EXERCISE BRIEF » Search the material for "ylabel" and show all lines that contain it.

ENTRIES PROVIDED »
━━━━

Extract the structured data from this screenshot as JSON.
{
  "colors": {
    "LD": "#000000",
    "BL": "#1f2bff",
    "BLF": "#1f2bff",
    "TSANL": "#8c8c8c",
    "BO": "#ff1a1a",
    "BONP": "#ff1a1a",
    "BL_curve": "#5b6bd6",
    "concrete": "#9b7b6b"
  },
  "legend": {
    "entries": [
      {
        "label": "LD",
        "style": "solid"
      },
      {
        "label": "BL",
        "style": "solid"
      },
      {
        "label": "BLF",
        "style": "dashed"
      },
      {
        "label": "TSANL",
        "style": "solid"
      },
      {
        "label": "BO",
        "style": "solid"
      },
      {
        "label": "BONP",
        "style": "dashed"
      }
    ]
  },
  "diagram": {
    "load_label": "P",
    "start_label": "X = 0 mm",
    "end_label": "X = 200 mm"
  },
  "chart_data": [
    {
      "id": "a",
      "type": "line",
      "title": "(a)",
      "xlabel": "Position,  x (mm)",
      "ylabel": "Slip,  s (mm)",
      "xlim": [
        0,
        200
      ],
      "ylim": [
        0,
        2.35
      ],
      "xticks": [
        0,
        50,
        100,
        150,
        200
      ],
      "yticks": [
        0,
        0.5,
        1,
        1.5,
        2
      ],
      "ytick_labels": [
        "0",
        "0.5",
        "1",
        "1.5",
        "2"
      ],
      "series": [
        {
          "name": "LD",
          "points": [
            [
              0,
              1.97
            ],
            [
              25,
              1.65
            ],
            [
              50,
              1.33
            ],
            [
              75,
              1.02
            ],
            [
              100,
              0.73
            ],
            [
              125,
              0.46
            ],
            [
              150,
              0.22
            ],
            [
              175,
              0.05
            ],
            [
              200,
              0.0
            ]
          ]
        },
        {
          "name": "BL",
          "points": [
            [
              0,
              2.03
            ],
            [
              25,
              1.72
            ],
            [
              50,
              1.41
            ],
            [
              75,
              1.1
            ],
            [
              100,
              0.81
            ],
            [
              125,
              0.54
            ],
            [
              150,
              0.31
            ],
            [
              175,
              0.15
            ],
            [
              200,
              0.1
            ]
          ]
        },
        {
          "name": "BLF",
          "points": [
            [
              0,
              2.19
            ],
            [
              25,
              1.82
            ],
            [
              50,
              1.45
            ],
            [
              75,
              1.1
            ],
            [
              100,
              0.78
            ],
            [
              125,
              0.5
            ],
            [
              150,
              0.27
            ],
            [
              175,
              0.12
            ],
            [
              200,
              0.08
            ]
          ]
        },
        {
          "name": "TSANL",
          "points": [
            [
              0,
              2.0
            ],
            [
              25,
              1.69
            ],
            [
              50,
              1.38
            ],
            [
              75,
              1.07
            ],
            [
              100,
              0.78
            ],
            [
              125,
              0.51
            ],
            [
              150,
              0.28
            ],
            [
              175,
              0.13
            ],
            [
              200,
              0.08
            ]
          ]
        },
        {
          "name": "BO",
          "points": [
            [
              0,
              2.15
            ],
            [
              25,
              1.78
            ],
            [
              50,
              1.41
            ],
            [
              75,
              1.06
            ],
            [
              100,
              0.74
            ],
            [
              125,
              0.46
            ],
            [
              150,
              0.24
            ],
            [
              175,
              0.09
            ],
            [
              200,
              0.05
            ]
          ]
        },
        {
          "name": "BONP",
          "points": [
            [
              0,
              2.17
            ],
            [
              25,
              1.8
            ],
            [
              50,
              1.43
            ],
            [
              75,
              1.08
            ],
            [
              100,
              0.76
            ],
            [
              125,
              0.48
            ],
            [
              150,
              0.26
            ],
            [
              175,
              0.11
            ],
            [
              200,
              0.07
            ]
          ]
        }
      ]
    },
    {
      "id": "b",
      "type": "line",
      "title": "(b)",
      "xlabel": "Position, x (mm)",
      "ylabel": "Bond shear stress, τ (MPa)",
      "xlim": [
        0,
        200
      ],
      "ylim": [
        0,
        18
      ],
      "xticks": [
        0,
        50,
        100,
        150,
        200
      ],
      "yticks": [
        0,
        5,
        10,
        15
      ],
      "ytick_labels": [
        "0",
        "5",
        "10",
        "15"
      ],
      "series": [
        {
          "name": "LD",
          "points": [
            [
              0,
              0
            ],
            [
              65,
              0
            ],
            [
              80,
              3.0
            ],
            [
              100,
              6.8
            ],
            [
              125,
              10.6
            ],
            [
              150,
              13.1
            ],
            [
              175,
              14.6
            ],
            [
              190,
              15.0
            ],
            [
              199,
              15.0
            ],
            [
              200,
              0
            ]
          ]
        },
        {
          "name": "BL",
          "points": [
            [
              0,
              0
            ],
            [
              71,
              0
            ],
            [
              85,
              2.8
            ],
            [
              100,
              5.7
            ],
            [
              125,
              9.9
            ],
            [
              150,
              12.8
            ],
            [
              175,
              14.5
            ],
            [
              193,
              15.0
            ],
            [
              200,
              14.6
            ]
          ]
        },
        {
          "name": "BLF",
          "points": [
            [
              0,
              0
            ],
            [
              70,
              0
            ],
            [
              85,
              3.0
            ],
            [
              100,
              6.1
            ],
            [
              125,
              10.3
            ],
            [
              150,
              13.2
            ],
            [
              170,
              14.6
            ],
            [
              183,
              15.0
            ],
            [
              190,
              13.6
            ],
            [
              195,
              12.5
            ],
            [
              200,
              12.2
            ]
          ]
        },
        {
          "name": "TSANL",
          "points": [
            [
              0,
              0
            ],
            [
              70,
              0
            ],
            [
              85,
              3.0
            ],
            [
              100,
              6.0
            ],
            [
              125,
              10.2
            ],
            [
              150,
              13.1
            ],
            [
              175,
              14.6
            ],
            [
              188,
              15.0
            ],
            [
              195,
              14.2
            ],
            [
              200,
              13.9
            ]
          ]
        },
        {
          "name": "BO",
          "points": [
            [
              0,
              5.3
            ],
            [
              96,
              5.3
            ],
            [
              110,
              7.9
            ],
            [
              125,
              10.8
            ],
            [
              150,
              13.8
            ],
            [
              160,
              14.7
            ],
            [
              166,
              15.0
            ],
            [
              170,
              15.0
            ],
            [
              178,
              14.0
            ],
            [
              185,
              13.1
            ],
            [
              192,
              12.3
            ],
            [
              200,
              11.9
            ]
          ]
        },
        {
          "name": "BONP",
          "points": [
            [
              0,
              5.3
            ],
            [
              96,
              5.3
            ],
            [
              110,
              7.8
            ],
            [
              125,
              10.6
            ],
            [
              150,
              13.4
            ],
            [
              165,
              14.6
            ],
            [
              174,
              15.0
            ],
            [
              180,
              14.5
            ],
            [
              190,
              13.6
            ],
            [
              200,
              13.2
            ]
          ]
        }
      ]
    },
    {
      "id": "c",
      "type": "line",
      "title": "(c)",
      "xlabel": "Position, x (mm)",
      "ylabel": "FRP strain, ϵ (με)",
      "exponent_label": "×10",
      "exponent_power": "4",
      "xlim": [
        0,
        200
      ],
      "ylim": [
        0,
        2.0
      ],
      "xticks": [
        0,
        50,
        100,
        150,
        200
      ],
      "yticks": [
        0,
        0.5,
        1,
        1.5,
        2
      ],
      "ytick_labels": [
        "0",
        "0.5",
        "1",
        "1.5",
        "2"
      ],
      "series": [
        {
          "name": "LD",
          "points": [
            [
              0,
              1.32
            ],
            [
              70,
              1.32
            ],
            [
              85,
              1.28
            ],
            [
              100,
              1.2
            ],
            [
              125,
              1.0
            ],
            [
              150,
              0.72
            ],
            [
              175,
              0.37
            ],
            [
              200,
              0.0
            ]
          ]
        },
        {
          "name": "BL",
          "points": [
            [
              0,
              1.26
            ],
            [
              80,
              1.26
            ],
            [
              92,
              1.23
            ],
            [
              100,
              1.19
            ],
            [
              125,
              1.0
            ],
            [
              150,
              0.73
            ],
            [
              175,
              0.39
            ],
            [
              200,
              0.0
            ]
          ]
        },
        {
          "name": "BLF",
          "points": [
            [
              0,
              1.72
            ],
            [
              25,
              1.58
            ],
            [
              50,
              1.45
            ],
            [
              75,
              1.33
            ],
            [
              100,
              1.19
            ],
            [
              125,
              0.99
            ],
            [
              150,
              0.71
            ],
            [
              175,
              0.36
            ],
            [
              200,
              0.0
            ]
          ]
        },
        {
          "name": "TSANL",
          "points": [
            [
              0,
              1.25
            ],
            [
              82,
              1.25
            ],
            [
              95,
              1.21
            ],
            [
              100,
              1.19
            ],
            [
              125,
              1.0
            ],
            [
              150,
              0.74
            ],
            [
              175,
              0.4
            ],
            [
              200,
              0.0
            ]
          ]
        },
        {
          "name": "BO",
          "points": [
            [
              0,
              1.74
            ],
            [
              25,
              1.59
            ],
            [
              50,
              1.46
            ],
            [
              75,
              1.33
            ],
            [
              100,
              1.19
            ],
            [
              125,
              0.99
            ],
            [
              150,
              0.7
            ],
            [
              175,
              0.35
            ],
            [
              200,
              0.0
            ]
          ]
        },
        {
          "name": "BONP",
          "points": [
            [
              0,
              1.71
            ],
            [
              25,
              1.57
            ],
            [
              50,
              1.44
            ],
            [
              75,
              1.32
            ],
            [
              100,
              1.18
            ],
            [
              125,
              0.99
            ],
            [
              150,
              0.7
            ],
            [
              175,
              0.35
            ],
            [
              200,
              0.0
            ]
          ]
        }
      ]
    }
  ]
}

━━━━

COMPLETED TASK »
      "ylabel": "Slip,  s (mm)",
      "ylabel": "Bond shear stress, τ (MPa)",
      "ylabel": "FRP strain, ϵ (με)",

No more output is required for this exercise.